Dataset listings of figures
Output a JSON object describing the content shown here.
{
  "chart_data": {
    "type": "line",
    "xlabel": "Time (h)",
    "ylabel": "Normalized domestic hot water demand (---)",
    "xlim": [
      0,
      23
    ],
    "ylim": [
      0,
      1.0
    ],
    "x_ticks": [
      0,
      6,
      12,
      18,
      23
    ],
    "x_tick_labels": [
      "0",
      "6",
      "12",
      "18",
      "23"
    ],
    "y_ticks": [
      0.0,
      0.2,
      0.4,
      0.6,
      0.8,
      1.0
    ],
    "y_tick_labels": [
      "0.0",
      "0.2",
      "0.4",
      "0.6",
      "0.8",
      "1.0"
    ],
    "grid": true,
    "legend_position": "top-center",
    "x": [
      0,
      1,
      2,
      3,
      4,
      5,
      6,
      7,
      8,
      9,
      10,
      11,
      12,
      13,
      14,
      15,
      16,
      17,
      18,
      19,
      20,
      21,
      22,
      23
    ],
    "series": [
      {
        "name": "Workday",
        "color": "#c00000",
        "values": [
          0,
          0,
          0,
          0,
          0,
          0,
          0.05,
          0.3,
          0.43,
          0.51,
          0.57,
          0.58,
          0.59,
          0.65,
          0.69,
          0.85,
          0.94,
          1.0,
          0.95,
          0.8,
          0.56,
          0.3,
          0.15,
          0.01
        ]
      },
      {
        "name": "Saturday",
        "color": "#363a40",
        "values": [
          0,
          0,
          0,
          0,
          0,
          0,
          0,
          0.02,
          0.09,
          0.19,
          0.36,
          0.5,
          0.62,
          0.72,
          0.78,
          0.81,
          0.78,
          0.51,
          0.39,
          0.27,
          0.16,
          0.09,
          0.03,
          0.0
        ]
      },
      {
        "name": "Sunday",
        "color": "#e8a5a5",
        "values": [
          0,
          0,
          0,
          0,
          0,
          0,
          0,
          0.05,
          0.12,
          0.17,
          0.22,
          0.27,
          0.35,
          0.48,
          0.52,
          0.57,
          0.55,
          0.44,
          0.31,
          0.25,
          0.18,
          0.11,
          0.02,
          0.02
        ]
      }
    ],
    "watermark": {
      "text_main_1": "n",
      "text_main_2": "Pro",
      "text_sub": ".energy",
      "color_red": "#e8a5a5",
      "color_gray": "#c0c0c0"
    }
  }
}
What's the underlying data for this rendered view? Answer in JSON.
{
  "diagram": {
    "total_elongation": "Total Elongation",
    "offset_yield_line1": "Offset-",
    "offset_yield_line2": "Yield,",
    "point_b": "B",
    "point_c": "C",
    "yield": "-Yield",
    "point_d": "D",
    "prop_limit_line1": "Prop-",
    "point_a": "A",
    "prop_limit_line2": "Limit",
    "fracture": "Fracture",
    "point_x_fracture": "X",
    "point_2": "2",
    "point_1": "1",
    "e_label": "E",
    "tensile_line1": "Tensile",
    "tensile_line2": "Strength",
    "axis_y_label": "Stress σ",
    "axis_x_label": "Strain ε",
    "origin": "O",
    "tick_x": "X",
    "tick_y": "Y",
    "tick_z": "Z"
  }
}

§ TASK TO COMPLETE:
Reproduce the records word for word.

§ FINISHED TASK:
Output a JSON object describing the content shown here.
{
  "chart_data": {
    "type": "line",
    "xlabel": "Time (h)",
    "ylabel": "Normalized domestic hot water demand (---)",
    "xlim": [
      0,
      23
    ],
    "ylim": [
      0,
      1.0
    ],
    "x_ticks": [
      0,
      6,
      12,
      18,
      23
    ],
    "x_tick_labels": [
      "0",
      "6",
      "12",
      "18",
      "23"
    ],
    "y_ticks": [
      0.0,
      0.2,
      0.4,
      0.6,
      0.8,
      1.0
    ],
    "y_tick_labels": [
      "0.0",
      "0.2",
      "0.4",
      "0.6",
      "0.8",
      "1.0"
    ],
    "grid": true,
    "legend_position": "top-center",
    "x": [
      0,
      1,
      2,
      3,
      4,
      5,
      6,
      7,
      8,
      9,
      10,
      11,
      12,
      13,
      14,
      15,
      16,
      17,
      18,
      19,
      20,
      21,
      22,
      23
    ],
    "series": [
      {
        "name": "Workday",
        "color": "#c00000",
        "values": [
          0,
          0,
          0,
          0,
          0,
          0,
          0.05,
          0.3,
          0.43,
          0.51,
          0.57,
          0.58,
          0.59,
          0.65,
          0.69,
          0.85,
          0.94,
          1.0,
          0.95,
          0.8,
          0.56,
          0.3,
          0.15,
          0.01
        ]
      },
      {
        "name": "Saturday",
        "color": "#363a40",
        "values": [
          0,
          0,
          0,
          0,
          0,
          0,
          0,
          0.02,
          0.09,
          0.19,
          0.36,
          0.5,
          0.62,
          0.72,
          0.78,
          0.81,
          0.78,
          0.51,
          0.39,
          0.27,
          0.16,
          0.09,
          0.03,
          0.0
        ]
      },
      {
        "name": "Sunday",
        "color": "#e8a5a5",
        "values": [
          0,
          0,
          0,
          0,
          0,
          0,
          0,
          0.05,
          0.12,
          0.17,
          0.22,
          0.27,
          0.35,
          0.48,
          0.52,
          0.57,
          0.55,
          0.44,
          0.31,
          0.25,
          0.18,
          0.11,
          0.02,
          0.02
        ]
      }
    ],
    "watermark": {
      "text_main_1": "n",
      "text_main_2": "Pro",
      "text_sub": ".energy",
      "color_red": "#e8a5a5",
      "color_gray": "#c0c0c0"
    }
  }
}
What's the underlying data for this rendered view? Answer in JSON.
{
  "diagram": {
    "total_elongation": "Total Elongation",
    "offset_yield_line1": "Offset-",
    "offset_yield_line2": "Yield,",
    "point_b": "B",
    "point_c": "C",
    "yield": "-Yield",
    "point_d": "D",
    "prop_limit_line1": "Prop-",
    "point_a": "A",
    "prop_limit_line2": "Limit",
    "fracture": "Fracture",
    "point_x_fracture": "X",
    "point_2": "2",
    "point_1": "1",
    "e_label": "E",
    "tensile_line1": "Tensile",
    "tensile_line2": "Strength",
    "axis_y_label": "Stress σ",
    "axis_x_label": "Strain ε",
    "origin": "O",
    "tick_x": "X",
    "tick_y": "Y",
    "tick_z": "Z"
  }
}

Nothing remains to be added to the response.